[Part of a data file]

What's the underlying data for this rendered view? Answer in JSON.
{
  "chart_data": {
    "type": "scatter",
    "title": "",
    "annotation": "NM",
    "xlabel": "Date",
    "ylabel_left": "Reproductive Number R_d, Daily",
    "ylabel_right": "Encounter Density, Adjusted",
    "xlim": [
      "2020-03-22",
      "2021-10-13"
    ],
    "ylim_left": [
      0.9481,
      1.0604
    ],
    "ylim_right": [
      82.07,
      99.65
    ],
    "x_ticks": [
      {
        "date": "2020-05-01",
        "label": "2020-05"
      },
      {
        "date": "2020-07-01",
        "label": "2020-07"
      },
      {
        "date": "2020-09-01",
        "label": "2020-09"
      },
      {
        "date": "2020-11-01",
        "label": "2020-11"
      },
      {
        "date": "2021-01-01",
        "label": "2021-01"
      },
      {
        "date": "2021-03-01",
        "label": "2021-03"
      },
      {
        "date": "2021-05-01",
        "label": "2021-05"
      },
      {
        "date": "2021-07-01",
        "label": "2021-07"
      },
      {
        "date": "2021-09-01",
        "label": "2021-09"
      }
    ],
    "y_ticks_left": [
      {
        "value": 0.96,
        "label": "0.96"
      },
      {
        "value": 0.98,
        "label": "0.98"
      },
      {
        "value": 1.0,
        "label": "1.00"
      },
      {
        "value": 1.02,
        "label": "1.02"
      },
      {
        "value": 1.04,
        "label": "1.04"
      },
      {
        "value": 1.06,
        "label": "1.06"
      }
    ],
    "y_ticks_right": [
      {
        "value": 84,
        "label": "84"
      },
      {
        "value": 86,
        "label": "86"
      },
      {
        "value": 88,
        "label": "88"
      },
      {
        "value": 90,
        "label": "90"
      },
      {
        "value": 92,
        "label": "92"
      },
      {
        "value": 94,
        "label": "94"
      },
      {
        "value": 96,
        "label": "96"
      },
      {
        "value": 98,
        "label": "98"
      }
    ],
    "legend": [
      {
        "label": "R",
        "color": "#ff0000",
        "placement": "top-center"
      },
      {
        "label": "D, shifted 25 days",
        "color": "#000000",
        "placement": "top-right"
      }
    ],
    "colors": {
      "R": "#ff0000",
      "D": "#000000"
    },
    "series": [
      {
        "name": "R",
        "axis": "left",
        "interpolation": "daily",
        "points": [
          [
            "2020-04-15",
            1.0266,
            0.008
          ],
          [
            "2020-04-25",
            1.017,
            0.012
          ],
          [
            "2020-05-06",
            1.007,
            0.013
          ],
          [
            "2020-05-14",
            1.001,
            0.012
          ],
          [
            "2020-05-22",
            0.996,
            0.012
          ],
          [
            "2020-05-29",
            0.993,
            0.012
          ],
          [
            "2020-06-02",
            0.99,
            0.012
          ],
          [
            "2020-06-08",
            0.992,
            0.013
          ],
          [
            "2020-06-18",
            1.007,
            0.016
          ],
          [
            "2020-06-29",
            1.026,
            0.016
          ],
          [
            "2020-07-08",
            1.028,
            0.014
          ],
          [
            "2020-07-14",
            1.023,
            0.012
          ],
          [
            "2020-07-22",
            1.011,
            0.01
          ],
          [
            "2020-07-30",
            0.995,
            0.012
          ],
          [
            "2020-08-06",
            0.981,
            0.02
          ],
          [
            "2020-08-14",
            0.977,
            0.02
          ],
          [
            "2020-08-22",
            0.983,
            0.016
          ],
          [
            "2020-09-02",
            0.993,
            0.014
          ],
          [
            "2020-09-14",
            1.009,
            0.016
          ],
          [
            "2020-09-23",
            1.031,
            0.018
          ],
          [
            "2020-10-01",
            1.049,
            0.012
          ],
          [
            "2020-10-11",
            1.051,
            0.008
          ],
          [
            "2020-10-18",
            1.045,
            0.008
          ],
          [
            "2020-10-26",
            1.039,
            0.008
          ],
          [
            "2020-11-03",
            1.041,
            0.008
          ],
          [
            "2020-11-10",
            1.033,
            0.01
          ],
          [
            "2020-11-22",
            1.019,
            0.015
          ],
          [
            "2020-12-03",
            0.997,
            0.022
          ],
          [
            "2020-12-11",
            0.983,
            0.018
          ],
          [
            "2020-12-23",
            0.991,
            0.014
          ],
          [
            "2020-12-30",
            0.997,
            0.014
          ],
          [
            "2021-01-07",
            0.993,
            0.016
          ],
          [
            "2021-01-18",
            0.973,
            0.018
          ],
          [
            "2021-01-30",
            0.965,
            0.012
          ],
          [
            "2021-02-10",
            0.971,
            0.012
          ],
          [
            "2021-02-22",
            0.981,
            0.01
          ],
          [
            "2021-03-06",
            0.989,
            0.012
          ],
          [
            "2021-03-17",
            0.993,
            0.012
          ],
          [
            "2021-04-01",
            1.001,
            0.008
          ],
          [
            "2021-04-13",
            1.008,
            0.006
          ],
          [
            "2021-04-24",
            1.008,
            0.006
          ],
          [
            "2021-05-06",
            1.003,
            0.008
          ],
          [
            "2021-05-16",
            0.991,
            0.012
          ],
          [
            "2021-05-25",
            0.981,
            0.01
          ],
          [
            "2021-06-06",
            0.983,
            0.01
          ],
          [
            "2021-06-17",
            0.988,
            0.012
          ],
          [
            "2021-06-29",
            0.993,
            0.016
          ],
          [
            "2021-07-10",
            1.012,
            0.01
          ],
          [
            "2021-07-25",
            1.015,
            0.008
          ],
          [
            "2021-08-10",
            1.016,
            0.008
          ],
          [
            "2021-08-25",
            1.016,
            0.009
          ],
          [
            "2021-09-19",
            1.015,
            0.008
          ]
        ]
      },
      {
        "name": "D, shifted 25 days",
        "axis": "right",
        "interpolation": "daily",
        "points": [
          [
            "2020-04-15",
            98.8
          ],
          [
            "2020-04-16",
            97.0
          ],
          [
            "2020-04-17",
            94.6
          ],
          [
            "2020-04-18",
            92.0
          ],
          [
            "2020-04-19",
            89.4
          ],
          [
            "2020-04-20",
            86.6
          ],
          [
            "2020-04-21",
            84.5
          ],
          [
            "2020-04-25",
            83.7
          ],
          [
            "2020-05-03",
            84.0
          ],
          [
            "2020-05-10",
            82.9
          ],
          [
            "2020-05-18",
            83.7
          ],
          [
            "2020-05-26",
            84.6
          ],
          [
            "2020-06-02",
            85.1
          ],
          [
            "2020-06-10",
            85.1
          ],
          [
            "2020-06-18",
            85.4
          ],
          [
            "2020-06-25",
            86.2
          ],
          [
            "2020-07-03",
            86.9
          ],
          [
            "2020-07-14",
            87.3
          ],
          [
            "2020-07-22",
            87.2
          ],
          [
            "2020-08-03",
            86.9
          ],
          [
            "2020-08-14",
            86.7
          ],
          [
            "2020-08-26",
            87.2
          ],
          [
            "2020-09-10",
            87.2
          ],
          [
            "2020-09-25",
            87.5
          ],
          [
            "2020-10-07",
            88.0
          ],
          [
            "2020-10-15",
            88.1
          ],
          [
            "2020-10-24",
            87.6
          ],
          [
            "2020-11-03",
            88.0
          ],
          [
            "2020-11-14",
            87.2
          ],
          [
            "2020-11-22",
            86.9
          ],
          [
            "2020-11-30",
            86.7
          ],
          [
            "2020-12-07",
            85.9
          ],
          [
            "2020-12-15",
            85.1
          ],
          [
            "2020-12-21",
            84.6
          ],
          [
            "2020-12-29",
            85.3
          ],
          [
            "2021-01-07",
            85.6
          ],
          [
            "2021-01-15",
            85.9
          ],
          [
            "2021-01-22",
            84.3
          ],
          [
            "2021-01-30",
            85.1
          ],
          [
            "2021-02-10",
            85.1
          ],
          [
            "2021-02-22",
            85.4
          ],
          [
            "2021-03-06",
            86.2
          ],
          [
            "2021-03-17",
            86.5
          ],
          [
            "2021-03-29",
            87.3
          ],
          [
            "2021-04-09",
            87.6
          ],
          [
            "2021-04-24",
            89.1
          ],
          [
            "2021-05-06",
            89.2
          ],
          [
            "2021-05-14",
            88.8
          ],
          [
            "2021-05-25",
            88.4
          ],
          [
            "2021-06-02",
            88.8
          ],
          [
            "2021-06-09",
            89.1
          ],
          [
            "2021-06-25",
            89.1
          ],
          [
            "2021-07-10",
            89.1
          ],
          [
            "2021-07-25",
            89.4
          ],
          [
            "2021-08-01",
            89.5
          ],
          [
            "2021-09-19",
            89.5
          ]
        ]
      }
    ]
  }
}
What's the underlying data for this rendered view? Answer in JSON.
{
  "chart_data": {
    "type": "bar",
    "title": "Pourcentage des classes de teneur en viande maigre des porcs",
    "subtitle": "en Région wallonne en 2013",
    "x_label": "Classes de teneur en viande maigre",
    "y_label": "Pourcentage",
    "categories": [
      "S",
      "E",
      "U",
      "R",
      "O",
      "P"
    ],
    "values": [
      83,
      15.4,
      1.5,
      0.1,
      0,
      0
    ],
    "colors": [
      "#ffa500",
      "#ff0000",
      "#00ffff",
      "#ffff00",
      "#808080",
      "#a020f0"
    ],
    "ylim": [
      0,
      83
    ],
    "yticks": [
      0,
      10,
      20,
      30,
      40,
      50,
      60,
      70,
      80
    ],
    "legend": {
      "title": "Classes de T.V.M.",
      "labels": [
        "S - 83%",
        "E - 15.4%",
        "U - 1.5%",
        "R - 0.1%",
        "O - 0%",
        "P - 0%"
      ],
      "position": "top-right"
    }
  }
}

Exercise description -
Show the lines of the records that include the string "viande".

Response to the task -
    "title": "Pourcentage des classes de teneur en viande maigre des porcs",
    "x_label": "Classes de teneur en viande maigre",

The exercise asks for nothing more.